* _Set task_: For the listing below, give the count of lines containing the string "ACETONE" and nothing else.

Data items
_ _ _ _
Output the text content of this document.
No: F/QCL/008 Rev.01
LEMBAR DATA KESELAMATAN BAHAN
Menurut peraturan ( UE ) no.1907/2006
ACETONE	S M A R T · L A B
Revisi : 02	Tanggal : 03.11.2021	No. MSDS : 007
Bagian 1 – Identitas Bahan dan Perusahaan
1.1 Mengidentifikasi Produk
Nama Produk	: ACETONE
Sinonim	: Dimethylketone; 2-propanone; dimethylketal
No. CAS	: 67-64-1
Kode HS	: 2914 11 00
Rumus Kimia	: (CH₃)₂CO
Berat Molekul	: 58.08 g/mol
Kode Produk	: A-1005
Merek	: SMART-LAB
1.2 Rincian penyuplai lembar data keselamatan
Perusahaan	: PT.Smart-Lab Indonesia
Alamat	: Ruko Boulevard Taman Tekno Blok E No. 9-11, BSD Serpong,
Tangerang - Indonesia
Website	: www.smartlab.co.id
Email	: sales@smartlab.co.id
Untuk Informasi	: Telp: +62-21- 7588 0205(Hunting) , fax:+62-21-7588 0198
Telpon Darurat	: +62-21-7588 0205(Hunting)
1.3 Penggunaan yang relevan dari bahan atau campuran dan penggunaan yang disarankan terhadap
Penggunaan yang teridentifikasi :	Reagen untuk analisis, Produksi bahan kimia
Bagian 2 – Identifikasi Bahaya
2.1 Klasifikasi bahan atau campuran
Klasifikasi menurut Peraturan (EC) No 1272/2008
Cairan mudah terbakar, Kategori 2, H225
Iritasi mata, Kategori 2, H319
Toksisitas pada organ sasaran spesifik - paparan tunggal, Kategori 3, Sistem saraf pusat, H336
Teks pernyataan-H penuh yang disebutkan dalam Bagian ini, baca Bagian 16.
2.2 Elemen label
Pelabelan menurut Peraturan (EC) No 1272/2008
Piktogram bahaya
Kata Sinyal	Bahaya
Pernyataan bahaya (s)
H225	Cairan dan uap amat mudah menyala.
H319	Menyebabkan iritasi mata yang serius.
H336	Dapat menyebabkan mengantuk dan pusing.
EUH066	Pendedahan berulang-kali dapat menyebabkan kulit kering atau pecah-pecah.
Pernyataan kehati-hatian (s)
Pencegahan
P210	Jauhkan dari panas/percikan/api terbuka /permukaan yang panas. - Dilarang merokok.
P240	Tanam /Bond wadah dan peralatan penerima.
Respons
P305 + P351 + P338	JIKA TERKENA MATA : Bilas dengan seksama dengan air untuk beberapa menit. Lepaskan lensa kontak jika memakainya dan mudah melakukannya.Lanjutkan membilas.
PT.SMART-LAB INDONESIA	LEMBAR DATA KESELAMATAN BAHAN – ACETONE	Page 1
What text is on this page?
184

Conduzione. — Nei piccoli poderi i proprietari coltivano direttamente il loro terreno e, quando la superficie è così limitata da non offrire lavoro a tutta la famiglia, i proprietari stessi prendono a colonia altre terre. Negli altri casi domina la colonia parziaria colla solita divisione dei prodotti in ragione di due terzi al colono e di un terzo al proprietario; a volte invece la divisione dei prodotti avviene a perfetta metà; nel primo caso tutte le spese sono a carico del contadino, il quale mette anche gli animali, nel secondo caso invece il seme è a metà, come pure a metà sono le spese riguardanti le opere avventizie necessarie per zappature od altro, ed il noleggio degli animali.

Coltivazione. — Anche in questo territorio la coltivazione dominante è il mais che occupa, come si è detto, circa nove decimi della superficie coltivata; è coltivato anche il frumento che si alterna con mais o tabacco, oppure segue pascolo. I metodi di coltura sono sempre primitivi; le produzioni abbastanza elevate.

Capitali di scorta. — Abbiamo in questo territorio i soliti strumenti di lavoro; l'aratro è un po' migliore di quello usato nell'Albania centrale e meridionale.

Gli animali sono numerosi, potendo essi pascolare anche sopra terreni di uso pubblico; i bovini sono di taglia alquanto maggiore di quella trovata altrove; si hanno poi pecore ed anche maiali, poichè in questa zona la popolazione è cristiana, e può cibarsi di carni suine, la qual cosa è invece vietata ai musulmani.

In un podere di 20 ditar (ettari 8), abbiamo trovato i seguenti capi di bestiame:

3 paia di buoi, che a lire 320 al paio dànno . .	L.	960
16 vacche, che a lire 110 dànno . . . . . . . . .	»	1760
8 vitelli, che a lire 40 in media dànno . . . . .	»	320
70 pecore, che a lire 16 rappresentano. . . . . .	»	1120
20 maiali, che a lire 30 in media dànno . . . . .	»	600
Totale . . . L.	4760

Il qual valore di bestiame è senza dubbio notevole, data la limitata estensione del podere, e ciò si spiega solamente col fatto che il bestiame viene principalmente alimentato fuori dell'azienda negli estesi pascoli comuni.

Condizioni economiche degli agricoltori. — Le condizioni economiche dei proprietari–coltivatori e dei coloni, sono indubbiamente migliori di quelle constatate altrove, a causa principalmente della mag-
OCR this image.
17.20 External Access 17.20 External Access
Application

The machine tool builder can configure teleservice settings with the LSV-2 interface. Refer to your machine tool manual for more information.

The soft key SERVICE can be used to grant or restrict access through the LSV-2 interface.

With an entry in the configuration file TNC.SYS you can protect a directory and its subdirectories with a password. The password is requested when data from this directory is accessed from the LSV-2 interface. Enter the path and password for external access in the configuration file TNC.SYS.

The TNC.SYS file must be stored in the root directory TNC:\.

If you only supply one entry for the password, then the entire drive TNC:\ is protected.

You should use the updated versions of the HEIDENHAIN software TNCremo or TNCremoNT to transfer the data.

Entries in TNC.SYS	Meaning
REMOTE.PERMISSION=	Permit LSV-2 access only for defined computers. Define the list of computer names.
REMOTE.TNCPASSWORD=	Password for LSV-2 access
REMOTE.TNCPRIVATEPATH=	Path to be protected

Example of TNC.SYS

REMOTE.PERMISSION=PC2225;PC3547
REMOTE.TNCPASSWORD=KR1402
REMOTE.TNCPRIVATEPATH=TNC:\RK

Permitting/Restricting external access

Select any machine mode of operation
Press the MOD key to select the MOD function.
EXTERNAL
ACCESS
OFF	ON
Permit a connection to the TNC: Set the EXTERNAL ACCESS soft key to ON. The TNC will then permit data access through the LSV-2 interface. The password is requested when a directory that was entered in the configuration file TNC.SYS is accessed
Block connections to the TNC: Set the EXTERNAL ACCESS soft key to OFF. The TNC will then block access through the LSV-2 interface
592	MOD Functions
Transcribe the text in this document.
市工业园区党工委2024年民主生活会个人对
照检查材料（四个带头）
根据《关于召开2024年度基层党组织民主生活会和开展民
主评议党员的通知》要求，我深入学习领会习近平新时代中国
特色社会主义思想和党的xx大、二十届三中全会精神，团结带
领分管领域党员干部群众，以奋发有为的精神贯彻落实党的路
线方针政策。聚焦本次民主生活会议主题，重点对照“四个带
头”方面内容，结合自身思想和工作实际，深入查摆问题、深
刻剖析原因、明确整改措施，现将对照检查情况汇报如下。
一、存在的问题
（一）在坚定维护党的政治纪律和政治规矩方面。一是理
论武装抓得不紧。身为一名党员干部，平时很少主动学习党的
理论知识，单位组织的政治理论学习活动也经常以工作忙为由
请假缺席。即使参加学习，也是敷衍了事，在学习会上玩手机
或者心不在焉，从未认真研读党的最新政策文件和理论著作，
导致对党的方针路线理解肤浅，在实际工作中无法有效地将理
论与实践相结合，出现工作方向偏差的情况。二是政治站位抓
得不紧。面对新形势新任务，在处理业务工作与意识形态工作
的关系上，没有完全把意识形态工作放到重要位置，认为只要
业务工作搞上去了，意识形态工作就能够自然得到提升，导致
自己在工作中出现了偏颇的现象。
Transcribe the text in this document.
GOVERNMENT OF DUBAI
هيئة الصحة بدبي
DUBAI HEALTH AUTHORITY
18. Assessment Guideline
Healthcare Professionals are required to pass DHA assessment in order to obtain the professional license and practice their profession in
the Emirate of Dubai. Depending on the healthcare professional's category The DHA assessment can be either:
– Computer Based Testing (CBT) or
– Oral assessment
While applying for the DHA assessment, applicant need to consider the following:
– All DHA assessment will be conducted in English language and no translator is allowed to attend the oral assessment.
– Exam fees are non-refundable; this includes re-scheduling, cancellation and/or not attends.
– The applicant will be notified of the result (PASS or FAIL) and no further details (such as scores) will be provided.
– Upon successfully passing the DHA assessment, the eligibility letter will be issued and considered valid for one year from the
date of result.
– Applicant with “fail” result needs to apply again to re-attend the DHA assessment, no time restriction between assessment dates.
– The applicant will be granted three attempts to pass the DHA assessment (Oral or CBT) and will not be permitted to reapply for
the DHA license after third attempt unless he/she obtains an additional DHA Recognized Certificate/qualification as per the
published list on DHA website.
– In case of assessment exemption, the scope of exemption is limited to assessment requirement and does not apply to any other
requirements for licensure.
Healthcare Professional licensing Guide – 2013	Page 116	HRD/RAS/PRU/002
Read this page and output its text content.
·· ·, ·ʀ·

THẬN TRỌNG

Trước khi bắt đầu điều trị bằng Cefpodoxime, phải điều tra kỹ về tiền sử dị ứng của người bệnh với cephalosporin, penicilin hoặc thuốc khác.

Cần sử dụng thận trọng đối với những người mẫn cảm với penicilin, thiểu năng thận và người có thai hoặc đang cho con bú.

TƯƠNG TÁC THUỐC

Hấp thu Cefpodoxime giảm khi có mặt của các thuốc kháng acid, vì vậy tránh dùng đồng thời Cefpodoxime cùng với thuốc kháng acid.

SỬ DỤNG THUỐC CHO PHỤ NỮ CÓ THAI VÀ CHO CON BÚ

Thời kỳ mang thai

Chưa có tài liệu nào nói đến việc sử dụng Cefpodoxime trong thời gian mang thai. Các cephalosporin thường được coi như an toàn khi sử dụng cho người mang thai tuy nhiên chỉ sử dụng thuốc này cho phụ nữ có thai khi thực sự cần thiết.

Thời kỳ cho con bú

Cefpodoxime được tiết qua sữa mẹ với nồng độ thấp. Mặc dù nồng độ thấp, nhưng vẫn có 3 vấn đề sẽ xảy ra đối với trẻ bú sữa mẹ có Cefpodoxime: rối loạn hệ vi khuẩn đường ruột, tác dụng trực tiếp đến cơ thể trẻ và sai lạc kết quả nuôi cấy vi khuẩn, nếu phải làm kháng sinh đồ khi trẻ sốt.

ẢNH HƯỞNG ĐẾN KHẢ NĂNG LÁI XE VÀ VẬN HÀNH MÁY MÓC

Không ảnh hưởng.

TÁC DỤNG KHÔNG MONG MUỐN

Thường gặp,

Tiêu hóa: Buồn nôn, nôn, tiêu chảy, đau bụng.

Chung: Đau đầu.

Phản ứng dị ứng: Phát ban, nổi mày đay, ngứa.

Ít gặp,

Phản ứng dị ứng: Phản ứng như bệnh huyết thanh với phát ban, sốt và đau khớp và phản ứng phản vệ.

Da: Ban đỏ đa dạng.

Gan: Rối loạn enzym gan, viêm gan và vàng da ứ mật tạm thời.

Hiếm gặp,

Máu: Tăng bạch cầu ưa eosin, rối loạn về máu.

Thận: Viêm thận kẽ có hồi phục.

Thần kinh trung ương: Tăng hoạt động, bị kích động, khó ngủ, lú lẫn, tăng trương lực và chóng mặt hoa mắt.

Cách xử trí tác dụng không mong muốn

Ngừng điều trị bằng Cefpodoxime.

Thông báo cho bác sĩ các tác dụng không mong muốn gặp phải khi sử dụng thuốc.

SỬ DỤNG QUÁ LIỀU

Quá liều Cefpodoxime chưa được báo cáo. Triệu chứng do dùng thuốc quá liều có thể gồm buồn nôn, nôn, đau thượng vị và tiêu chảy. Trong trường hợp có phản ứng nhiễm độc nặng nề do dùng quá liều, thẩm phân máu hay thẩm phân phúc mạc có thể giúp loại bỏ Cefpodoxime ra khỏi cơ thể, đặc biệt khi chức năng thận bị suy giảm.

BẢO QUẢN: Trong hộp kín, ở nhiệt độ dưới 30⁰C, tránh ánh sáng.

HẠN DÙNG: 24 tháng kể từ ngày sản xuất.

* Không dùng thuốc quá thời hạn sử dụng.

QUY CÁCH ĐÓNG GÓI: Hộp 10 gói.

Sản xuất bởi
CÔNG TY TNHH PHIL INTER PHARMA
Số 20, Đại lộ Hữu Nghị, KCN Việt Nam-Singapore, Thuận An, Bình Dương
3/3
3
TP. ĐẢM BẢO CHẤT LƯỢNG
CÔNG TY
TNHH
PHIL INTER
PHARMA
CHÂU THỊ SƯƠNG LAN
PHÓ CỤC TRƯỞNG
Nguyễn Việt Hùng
_ _ _ _
* _Expected output_: 3